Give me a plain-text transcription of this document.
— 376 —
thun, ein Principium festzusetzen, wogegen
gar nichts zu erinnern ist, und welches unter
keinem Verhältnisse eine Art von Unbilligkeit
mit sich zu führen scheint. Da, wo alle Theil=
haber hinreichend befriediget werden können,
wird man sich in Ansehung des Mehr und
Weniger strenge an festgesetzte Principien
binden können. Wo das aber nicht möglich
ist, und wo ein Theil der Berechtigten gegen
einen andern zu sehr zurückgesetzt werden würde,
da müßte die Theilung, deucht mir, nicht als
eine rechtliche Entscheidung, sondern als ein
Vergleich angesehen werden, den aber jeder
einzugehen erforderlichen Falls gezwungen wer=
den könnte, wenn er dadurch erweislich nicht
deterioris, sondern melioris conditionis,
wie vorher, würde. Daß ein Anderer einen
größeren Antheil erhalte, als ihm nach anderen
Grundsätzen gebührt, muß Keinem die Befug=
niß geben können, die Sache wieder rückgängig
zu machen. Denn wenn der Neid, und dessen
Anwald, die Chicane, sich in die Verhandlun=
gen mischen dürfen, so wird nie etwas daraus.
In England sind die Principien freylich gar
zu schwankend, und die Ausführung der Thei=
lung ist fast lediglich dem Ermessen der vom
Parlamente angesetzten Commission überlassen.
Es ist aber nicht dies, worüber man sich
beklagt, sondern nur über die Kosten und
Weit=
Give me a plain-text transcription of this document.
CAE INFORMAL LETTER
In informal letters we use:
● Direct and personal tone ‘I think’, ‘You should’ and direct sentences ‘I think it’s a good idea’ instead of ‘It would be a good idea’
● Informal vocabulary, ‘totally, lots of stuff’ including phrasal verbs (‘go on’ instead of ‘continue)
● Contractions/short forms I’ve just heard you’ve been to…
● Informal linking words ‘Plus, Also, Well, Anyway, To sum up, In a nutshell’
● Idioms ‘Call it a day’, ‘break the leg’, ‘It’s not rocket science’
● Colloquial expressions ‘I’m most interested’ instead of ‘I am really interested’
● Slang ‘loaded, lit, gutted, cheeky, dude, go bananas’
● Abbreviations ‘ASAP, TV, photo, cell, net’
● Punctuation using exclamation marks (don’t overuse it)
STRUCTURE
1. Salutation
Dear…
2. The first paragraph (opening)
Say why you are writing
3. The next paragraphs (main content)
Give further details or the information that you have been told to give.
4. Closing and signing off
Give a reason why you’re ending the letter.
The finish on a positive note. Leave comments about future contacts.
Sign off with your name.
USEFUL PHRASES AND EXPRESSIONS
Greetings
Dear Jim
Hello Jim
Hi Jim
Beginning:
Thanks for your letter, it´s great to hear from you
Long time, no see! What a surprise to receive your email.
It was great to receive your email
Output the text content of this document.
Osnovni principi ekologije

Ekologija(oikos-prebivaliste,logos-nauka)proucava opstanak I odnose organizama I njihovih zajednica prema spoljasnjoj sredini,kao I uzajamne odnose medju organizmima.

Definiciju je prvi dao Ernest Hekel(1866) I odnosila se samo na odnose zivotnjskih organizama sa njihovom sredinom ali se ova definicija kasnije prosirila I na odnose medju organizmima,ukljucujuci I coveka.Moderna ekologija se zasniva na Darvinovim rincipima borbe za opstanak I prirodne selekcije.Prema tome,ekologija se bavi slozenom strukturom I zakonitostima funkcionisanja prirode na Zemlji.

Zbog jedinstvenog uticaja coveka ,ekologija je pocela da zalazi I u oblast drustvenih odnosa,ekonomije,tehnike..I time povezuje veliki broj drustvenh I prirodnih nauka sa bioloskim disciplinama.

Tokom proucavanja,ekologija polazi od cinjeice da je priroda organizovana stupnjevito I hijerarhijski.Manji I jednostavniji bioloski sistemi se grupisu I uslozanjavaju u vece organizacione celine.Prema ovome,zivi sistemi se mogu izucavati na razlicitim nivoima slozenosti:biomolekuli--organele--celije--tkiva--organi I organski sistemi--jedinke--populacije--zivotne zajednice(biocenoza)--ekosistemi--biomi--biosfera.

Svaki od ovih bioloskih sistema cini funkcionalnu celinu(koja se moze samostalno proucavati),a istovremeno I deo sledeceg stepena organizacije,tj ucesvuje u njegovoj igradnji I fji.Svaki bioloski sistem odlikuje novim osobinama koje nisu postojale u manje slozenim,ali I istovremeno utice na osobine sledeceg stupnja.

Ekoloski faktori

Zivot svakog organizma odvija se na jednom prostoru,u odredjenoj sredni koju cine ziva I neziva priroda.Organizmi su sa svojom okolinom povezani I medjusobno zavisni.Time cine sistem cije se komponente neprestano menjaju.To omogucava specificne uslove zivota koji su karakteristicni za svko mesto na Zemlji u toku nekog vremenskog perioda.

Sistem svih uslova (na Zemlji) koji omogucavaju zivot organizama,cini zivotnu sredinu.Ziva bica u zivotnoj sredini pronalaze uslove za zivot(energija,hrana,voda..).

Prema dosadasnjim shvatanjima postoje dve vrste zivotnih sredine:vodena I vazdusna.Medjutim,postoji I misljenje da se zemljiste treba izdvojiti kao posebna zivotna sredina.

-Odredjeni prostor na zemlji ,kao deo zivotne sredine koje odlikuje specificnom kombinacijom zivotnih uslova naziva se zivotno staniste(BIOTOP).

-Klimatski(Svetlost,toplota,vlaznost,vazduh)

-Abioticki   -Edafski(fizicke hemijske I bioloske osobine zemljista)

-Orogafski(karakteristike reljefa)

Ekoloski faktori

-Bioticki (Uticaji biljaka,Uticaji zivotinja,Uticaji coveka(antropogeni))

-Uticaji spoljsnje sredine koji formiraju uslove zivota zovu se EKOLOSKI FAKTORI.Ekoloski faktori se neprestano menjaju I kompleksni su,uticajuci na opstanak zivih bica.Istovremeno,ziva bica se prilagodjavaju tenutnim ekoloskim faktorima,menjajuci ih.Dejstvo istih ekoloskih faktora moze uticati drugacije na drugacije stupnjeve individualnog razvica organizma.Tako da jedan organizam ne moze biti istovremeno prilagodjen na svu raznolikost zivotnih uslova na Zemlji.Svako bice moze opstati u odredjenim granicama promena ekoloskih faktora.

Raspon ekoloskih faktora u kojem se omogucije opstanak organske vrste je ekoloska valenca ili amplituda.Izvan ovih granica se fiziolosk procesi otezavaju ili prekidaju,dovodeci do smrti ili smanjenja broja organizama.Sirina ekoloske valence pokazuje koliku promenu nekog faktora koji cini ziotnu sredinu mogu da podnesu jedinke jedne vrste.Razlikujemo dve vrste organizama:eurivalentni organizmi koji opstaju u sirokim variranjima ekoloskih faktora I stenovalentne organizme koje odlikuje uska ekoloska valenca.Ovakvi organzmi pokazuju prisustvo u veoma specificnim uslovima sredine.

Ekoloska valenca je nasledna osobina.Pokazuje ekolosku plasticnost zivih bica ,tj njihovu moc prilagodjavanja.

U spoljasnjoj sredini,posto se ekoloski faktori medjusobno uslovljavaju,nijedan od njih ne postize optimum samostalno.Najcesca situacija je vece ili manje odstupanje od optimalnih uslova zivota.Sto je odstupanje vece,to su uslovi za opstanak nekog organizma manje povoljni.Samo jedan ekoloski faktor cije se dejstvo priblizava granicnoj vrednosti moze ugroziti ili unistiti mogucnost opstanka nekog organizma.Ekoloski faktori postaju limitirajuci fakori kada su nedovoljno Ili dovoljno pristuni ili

• Given problem: Work out the number of lines in this listing that include the word "sondern". Reply with that number only.

• Result: 3